● Direction
Find each line that has the string "JSON" and give the total, with nothing else.

● Information shown
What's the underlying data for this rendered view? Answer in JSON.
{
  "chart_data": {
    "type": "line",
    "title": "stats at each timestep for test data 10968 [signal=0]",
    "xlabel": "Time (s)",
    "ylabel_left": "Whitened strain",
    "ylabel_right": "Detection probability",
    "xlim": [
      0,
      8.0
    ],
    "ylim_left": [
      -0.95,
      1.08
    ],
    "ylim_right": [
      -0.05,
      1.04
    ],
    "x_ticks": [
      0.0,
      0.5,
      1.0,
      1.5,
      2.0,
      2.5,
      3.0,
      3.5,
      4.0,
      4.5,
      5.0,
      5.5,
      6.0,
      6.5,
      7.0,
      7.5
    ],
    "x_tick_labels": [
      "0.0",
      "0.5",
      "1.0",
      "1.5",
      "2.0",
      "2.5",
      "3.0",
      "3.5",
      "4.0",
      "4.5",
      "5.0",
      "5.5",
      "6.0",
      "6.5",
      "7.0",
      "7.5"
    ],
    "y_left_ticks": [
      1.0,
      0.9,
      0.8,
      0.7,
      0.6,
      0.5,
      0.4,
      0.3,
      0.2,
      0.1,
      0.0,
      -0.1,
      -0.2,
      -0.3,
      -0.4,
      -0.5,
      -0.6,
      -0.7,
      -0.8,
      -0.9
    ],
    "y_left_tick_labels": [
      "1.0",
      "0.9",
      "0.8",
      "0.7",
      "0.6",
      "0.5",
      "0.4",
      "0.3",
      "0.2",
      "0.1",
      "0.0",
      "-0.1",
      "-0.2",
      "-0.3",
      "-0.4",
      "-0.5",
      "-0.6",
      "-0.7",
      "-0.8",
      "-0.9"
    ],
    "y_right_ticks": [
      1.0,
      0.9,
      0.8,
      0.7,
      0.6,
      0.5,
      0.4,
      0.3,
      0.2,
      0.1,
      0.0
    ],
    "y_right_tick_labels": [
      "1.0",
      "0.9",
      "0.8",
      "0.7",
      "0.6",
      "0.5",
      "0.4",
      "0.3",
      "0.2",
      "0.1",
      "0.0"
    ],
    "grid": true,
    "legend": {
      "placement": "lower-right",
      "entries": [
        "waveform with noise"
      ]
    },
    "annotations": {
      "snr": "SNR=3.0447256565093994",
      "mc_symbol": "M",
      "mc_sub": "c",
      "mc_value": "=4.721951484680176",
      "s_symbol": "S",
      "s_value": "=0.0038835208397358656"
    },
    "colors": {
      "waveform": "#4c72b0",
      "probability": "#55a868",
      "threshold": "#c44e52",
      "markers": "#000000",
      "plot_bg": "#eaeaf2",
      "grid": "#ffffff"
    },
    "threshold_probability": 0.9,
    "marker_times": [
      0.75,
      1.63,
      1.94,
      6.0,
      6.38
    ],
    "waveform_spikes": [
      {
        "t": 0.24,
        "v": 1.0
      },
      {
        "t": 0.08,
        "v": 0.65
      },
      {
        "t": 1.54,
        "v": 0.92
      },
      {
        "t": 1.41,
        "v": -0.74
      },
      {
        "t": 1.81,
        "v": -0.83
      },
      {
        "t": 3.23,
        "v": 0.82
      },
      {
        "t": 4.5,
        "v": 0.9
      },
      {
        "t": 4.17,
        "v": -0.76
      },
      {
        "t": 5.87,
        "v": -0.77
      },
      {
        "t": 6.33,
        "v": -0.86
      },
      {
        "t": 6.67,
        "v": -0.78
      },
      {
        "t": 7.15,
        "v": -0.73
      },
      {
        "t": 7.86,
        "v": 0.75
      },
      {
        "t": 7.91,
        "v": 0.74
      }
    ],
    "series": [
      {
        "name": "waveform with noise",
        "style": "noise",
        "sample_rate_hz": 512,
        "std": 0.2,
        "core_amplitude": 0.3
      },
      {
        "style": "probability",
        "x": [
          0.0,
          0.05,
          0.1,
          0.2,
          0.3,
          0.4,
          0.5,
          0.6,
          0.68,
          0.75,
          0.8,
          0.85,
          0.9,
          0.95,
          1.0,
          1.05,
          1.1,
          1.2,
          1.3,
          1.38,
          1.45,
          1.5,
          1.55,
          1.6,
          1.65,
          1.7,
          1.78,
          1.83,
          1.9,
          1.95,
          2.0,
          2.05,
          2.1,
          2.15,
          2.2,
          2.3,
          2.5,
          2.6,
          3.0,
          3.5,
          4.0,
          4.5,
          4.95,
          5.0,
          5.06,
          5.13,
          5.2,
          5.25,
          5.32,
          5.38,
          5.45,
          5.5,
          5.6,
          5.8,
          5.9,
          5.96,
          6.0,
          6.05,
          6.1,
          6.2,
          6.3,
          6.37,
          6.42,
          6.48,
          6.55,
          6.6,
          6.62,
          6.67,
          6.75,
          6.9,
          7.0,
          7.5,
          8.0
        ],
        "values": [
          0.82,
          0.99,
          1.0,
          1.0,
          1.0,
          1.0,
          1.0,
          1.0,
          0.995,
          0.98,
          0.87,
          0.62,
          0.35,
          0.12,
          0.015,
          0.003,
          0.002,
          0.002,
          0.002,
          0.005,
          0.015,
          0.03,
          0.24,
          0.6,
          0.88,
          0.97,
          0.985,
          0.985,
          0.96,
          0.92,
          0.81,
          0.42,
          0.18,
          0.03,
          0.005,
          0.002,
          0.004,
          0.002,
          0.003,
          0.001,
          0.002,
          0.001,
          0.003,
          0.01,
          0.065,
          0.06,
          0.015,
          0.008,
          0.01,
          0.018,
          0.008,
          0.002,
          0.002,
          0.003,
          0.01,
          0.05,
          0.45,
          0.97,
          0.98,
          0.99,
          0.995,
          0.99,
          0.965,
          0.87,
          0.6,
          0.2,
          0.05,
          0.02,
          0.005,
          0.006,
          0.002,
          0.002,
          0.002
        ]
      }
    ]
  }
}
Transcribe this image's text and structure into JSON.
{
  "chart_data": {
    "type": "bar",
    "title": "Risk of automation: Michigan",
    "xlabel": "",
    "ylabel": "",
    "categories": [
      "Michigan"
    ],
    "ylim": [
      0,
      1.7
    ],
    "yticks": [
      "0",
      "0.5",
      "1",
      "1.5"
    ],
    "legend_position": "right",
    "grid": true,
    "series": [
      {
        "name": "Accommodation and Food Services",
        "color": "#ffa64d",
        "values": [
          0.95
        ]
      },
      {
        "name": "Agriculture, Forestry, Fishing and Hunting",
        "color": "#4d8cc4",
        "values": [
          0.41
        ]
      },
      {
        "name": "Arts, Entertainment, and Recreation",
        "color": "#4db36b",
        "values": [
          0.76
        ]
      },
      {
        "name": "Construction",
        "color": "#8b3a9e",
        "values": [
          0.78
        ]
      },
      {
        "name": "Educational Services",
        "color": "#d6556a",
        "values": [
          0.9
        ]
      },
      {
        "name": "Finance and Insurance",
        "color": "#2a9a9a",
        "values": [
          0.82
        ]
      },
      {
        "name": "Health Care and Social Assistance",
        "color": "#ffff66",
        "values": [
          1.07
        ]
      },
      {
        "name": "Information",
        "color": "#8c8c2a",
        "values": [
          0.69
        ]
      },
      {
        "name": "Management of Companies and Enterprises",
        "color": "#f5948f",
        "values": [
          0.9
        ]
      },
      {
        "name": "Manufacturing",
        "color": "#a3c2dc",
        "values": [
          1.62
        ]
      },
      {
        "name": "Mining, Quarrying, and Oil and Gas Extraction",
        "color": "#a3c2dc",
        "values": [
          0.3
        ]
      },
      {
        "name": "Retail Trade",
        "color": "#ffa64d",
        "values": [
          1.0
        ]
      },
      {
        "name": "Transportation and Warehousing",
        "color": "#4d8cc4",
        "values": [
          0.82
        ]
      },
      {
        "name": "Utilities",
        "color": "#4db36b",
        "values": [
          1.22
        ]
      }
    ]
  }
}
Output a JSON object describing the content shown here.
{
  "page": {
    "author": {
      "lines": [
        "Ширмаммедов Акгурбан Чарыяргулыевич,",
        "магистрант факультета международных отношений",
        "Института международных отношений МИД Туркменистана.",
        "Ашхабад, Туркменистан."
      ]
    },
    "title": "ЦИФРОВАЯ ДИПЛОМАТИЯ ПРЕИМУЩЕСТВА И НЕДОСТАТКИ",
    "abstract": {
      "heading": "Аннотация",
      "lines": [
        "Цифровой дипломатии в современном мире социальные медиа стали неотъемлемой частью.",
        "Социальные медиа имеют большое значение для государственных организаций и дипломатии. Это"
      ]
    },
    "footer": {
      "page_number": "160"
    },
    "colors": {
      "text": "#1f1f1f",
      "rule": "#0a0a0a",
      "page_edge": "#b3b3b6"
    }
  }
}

● Expected answer
3